Dataset records:
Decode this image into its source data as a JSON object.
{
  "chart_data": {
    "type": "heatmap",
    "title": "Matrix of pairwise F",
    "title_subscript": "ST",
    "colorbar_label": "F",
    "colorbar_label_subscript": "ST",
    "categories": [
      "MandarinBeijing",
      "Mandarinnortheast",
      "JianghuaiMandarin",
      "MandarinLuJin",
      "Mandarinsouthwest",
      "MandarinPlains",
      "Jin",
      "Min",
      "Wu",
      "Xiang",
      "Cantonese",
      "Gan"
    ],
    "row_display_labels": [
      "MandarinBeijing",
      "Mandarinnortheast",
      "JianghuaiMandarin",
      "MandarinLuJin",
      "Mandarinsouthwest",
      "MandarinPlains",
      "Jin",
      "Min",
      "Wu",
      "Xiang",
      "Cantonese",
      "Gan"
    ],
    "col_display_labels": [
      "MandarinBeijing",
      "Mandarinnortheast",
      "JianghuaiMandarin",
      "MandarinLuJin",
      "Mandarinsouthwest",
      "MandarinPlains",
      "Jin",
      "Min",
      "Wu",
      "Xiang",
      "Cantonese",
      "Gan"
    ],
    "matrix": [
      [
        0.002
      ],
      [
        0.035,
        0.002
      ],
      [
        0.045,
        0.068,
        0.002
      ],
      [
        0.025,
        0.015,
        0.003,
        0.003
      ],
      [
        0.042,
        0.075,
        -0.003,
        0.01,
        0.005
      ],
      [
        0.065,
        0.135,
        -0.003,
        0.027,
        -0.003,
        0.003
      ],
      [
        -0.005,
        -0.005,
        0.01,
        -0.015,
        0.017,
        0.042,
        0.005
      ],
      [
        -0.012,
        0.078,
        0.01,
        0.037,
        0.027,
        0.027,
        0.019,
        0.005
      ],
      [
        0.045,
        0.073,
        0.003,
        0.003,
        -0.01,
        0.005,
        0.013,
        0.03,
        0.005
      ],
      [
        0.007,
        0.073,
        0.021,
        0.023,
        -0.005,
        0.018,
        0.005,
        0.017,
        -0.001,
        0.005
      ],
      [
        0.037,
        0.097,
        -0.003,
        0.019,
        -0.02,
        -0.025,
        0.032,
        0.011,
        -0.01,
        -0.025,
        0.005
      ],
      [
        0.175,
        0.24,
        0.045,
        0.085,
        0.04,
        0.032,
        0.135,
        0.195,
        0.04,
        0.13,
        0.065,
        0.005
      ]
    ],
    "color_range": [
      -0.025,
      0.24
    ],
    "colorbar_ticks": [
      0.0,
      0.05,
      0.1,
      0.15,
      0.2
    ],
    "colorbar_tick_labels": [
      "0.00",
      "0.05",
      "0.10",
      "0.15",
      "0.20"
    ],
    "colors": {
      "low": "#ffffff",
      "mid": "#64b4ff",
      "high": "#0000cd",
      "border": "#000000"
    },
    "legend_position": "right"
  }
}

--

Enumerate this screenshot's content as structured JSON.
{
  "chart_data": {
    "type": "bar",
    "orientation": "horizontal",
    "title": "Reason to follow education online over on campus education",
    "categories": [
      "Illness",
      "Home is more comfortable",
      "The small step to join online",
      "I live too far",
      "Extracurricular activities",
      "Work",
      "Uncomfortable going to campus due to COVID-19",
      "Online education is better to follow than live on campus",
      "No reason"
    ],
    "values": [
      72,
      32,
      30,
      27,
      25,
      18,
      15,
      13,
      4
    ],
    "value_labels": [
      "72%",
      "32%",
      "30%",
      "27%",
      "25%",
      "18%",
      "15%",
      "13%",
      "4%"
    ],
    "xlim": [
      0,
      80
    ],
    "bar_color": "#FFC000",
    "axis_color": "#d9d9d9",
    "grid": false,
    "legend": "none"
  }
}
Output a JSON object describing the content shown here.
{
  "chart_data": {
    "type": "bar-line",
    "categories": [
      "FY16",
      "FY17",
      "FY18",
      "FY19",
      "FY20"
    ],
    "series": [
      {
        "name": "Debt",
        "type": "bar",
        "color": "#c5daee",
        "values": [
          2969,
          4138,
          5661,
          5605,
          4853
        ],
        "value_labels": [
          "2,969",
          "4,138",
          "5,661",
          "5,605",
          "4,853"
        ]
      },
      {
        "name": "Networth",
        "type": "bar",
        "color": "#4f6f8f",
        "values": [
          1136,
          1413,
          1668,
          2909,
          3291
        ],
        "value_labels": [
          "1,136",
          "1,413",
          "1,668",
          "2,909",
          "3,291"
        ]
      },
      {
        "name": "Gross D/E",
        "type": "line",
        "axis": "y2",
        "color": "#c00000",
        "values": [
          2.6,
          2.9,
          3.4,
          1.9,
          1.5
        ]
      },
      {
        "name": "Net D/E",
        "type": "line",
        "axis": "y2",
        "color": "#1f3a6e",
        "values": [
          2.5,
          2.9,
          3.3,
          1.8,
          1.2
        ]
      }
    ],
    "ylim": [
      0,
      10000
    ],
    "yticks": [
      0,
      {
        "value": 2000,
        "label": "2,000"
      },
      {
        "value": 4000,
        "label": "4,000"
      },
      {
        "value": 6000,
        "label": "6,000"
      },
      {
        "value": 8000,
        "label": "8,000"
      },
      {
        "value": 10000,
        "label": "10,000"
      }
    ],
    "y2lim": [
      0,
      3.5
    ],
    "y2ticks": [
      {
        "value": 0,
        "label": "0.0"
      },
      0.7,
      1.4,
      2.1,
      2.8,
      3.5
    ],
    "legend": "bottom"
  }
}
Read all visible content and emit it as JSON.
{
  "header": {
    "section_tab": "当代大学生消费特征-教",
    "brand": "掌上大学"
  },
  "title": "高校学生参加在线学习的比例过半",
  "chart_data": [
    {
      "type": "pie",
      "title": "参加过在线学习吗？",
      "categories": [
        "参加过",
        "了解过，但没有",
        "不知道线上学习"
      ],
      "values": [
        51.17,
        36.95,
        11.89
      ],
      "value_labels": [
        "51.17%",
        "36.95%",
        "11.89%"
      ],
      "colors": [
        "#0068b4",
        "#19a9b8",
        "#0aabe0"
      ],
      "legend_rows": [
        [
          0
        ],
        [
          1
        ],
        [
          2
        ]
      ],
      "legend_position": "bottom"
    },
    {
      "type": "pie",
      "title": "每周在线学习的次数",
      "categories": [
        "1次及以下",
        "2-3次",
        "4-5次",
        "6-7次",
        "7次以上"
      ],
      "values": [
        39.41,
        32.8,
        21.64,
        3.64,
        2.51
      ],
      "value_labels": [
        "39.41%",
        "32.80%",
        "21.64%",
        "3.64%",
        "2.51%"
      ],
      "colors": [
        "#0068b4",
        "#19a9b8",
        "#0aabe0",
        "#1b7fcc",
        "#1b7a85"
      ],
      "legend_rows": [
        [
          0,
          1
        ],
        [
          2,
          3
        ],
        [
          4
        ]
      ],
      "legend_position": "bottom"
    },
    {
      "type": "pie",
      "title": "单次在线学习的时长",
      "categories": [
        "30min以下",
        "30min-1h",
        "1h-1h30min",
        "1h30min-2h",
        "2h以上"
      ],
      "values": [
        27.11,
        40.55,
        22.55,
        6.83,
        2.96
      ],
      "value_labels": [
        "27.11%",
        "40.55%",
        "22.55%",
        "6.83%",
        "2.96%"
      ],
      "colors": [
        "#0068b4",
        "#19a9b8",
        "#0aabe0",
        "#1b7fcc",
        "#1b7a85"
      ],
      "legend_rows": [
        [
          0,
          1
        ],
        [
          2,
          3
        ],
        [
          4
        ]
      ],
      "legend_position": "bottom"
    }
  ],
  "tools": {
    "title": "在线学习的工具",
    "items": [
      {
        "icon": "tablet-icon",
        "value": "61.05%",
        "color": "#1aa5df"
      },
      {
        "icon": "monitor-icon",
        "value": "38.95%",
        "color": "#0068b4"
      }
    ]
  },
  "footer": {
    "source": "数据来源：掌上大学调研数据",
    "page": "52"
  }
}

Given instruction: Copy every line of the data that holds the string "education".

Correct answer:
    "title": "Reason to follow education online over on campus education",
      "Online education is better to follow than live on campus",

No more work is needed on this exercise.